**Task directions:** Return each entry exactly, omitting nothing.

** BEGIN Entries provided **

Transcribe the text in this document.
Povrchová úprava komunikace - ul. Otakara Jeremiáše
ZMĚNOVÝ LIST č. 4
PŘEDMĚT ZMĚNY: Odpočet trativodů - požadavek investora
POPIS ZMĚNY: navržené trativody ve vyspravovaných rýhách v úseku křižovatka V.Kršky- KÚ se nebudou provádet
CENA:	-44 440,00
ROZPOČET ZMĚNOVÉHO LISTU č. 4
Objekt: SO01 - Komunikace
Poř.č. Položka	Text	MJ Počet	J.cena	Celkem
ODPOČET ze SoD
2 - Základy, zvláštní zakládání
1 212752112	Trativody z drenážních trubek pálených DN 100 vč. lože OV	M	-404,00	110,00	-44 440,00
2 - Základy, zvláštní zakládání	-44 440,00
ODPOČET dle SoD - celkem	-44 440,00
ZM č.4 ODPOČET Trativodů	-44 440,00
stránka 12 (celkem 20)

** END Entries provided **

**Result of the exercise:**
Transcribe the text in this document.
Povrchová úprava komunikace - ul. Otakara Jeremiáše
ZMĚNOVÝ LIST č. 4
PŘEDMĚT ZMĚNY: Odpočet trativodů - požadavek investora
POPIS ZMĚNY: navržené trativody ve vyspravovaných rýhách v úseku křižovatka V.Kršky- KÚ se nebudou provádet
CENA:	-44 440,00
ROZPOČET ZMĚNOVÉHO LISTU č. 4
Objekt: SO01 - Komunikace
Poř.č. Položka	Text	MJ Počet	J.cena	Celkem
ODPOČET ze SoD
2 - Základy, zvláštní zakládání
1 212752112	Trativody z drenážních trubek pálených DN 100 vč. lože OV	M	-404,00	110,00	-44 440,00
2 - Základy, zvláštní zakládání	-44 440,00
ODPOČET dle SoD - celkem	-44 440,00
ZM č.4 ODPOČET Trativodů	-44 440,00
stránka 12 (celkem 20)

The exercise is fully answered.